**Your goal**
Gather the lines that hold the string "name".

**Records to process**

○ ○ ○ ○

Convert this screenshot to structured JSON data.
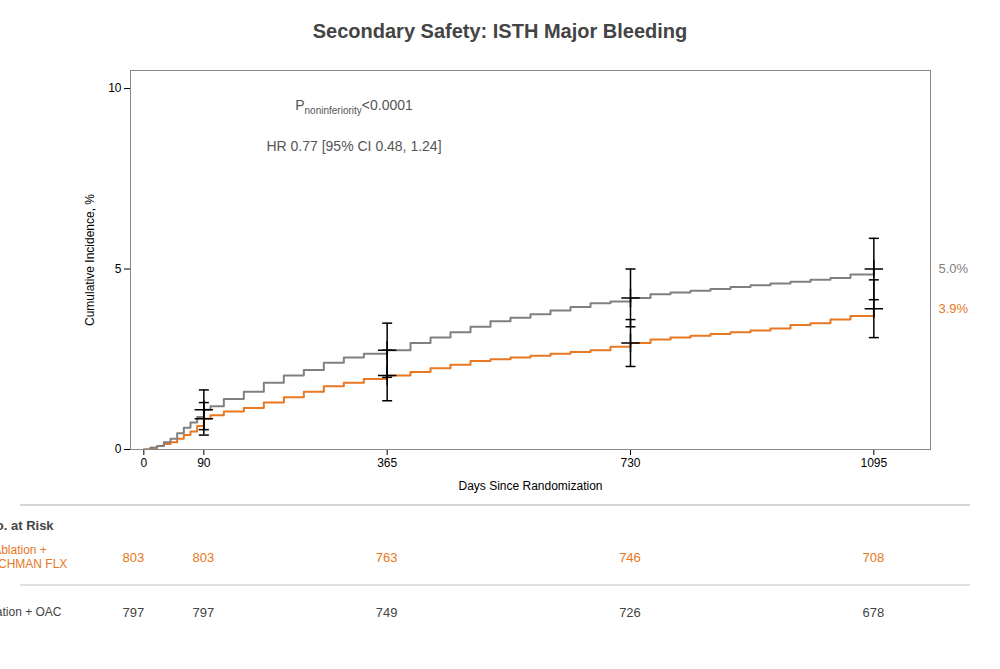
{
  "chart_data": {
    "type": "line",
    "line_style": "step",
    "title": "Secondary Safety: ISTH Major Bleeding",
    "xlabel": "Days Since Randomization",
    "ylabel": "Cumulative Incidence, %",
    "xlim": [
      -20,
      1180
    ],
    "xticks": [
      0,
      90,
      365,
      730,
      1095
    ],
    "ylim": [
      0,
      10.5
    ],
    "yticks": [
      0,
      5,
      10
    ],
    "grid": false,
    "series": [
      {
        "name": "Ablation +\nWATCHMAN FLX",
        "color": "#E87722",
        "x": [
          0,
          10,
          20,
          30,
          40,
          50,
          60,
          70,
          80,
          90,
          100,
          120,
          150,
          180,
          210,
          240,
          270,
          300,
          330,
          365,
          400,
          430,
          460,
          490,
          520,
          550,
          580,
          610,
          640,
          670,
          700,
          730,
          760,
          790,
          820,
          850,
          880,
          910,
          940,
          970,
          1000,
          1030,
          1060,
          1095
        ],
        "values": [
          0,
          0.05,
          0.1,
          0.15,
          0.2,
          0.3,
          0.4,
          0.5,
          0.65,
          0.85,
          0.95,
          1.05,
          1.15,
          1.3,
          1.45,
          1.6,
          1.75,
          1.85,
          1.95,
          2.05,
          2.15,
          2.25,
          2.35,
          2.45,
          2.5,
          2.55,
          2.6,
          2.65,
          2.7,
          2.75,
          2.85,
          2.95,
          3.05,
          3.1,
          3.15,
          3.2,
          3.25,
          3.3,
          3.35,
          3.45,
          3.5,
          3.6,
          3.7,
          3.9
        ],
        "end_label": "3.9%",
        "error_bars": {
          "x": [
            90,
            365,
            730,
            1095
          ],
          "y": [
            0.85,
            2.05,
            2.95,
            3.9
          ],
          "err": [
            0.45,
            0.7,
            0.65,
            0.8
          ]
        },
        "at_risk": [
          803,
          803,
          763,
          746,
          708
        ]
      },
      {
        "name": "Ablation + OAC",
        "color": "#808080",
        "x": [
          0,
          10,
          20,
          30,
          40,
          50,
          60,
          70,
          80,
          90,
          100,
          120,
          150,
          180,
          210,
          240,
          270,
          300,
          330,
          365,
          400,
          430,
          460,
          490,
          520,
          550,
          580,
          610,
          640,
          670,
          700,
          730,
          760,
          790,
          820,
          850,
          880,
          910,
          940,
          970,
          1000,
          1030,
          1060,
          1095
        ],
        "values": [
          0,
          0.05,
          0.1,
          0.2,
          0.3,
          0.45,
          0.6,
          0.75,
          0.9,
          1.1,
          1.2,
          1.4,
          1.6,
          1.85,
          2.05,
          2.2,
          2.4,
          2.55,
          2.65,
          2.75,
          2.95,
          3.1,
          3.25,
          3.4,
          3.55,
          3.65,
          3.75,
          3.85,
          3.95,
          4.05,
          4.1,
          4.2,
          4.3,
          4.35,
          4.4,
          4.45,
          4.5,
          4.55,
          4.6,
          4.65,
          4.7,
          4.75,
          4.85,
          5.0
        ],
        "end_label": "5.0%",
        "error_bars": {
          "x": [
            90,
            365,
            730,
            1095
          ],
          "y": [
            1.1,
            2.75,
            4.2,
            5.0
          ],
          "err": [
            0.55,
            0.75,
            0.8,
            0.85
          ]
        },
        "at_risk": [
          797,
          797,
          749,
          726,
          678
        ]
      }
    ],
    "annotations": [
      {
        "text": "P",
        "subscript": "noninferiority",
        "suffix": "<0.0001"
      },
      {
        "text": "HR 0.77 [95% CI 0.48, 1.24]"
      }
    ],
    "at_risk_table": {
      "label": "No. at Risk",
      "x": [
        0,
        90,
        365,
        730,
        1095
      ]
    }
  }
}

○ ○ ○ ○

**Final answer**
        "name": "Ablation +\nWATCHMAN FLX",
        "name": "Ablation + OAC",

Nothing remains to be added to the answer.